[Part of a data file]
..............................

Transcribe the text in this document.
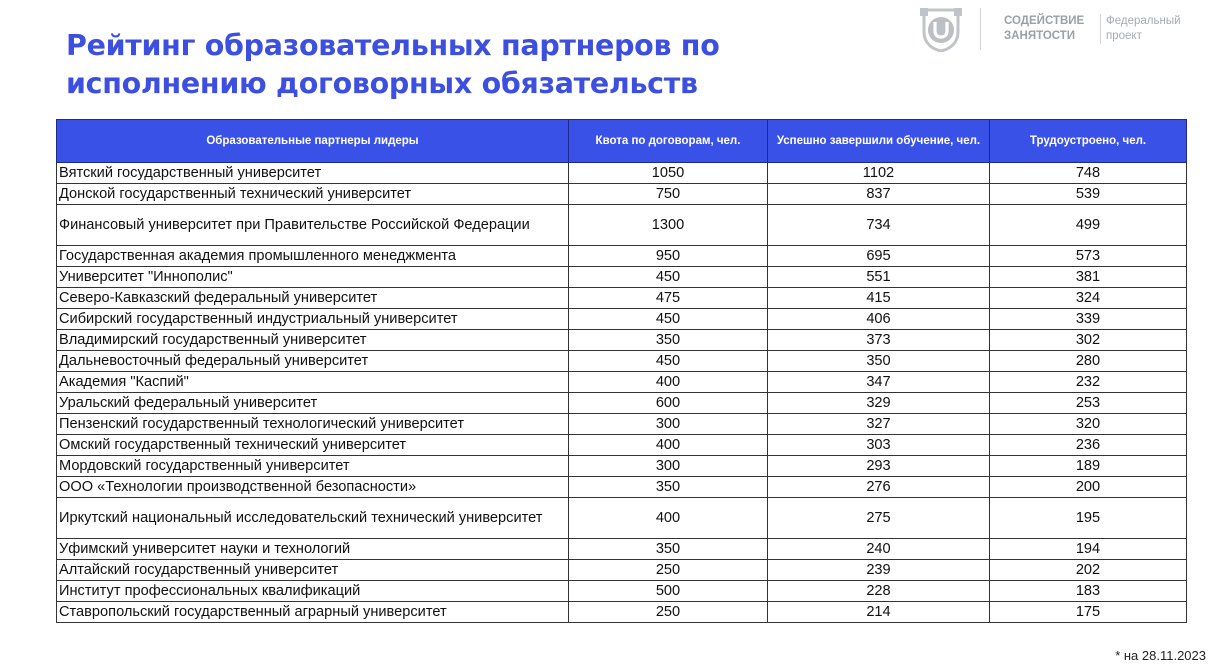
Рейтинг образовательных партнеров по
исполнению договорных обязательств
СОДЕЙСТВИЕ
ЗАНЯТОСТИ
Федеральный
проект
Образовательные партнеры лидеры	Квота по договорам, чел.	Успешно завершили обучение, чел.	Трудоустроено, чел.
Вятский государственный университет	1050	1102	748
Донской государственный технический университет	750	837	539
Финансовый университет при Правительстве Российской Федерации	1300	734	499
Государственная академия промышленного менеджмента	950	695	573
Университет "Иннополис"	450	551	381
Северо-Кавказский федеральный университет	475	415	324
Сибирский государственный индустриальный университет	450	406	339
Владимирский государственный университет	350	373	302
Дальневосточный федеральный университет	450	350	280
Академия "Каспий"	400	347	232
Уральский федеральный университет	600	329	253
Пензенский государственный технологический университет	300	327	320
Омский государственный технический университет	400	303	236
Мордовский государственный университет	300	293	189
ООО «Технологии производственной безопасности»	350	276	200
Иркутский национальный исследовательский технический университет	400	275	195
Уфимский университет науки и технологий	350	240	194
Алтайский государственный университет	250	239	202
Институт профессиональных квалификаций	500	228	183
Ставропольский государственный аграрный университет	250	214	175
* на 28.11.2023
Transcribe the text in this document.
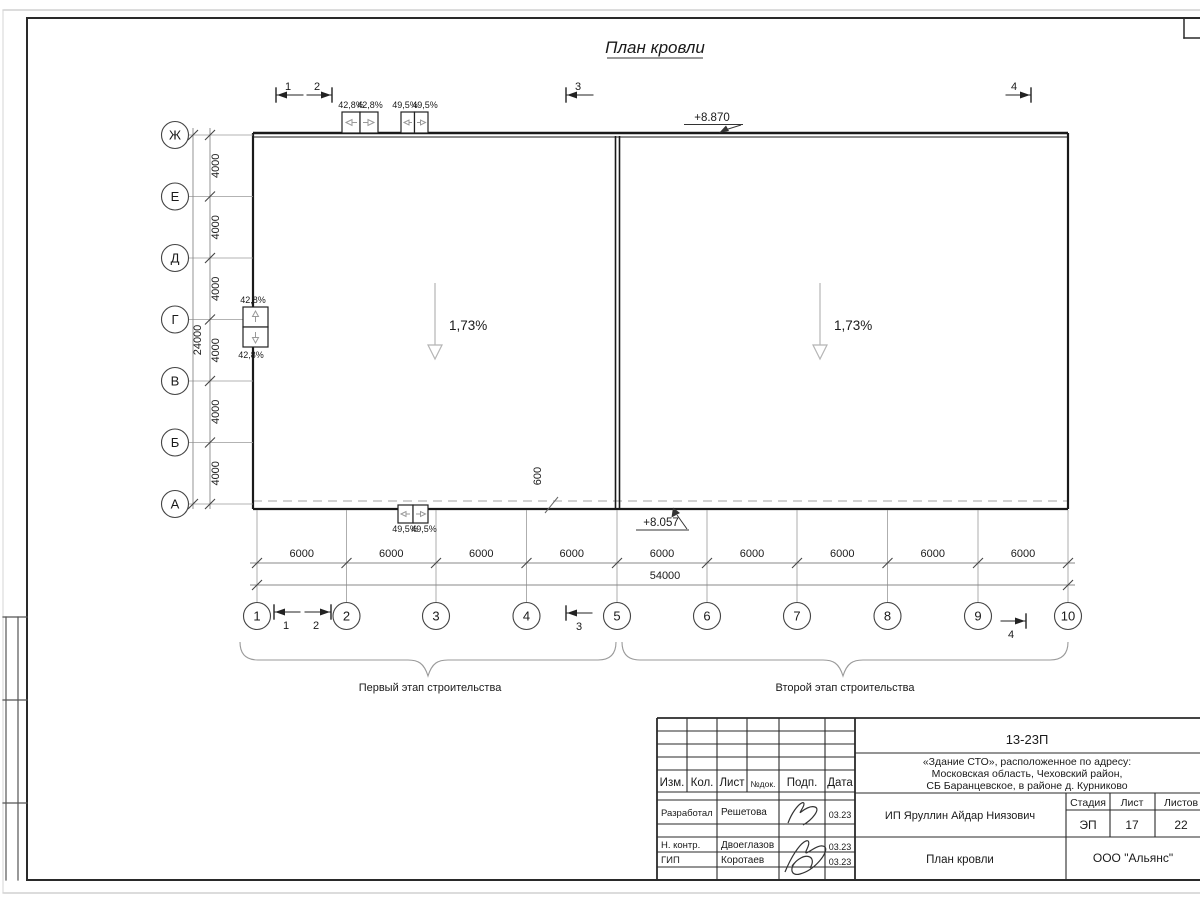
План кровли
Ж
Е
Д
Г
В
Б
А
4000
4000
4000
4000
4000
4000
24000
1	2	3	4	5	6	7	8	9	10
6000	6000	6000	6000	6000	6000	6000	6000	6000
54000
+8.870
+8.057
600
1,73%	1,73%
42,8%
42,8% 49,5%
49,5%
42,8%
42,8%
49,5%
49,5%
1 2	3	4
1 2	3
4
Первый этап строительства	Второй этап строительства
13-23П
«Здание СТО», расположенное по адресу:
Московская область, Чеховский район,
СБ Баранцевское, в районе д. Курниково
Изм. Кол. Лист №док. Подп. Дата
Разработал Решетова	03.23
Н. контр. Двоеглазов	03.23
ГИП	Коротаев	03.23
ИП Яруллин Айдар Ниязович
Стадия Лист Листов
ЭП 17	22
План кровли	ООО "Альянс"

..............................

• [WHAT IS REQUIRED]: All entries must be written out again exactly as given, with no pictures in the copy.

• [TASK ANSWER]:
Transcribe the text in this document.
Рейтинг образовательных партнеров по
исполнению договорных обязательств
СОДЕЙСТВИЕ
ЗАНЯТОСТИ
Федеральный
проект
Образовательные партнеры лидеры	Квота по договорам, чел.	Успешно завершили обучение, чел.	Трудоустроено, чел.
Вятский государственный университет	1050	1102	748
Донской государственный технический университет	750	837	539
Финансовый университет при Правительстве Российской Федерации	1300	734	499
Государственная академия промышленного менеджмента	950	695	573
Университет "Иннополис"	450	551	381
Северо-Кавказский федеральный университет	475	415	324
Сибирский государственный индустриальный университет	450	406	339
Владимирский государственный университет	350	373	302
Дальневосточный федеральный университет	450	350	280
Академия "Каспий"	400	347	232
Уральский федеральный университет	600	329	253
Пензенский государственный технологический университет	300	327	320
Омский государственный технический университет	400	303	236
Мордовский государственный университет	300	293	189
ООО «Технологии производственной безопасности»	350	276	200
Иркутский национальный исследовательский технический университет	400	275	195
Уфимский университет науки и технологий	350	240	194
Алтайский государственный университет	250	239	202
Институт профессиональных квалификаций	500	228	183
Ставропольский государственный аграрный университет	250	214	175
* на 28.11.2023
Transcribe the text in this document.
План кровли
Ж
Е
Д
Г
В
Б
А
4000
4000
4000
4000
4000
4000
24000
1	2	3	4	5	6	7	8	9	10
6000	6000	6000	6000	6000	6000	6000	6000	6000
54000
+8.870
+8.057
600
1,73%	1,73%
42,8%
42,8% 49,5%
49,5%
42,8%
42,8%
49,5%
49,5%
1 2	3	4
1 2	3
4
Первый этап строительства	Второй этап строительства
13-23П
«Здание СТО», расположенное по адресу:
Московская область, Чеховский район,
СБ Баранцевское, в районе д. Курниково
Изм. Кол. Лист №док. Подп. Дата
Разработал Решетова	03.23
Н. контр. Двоеглазов	03.23
ГИП	Коротаев	03.23
ИП Яруллин Айдар Ниязович
Стадия Лист Листов
ЭП 17	22
План кровли	ООО "Альянс"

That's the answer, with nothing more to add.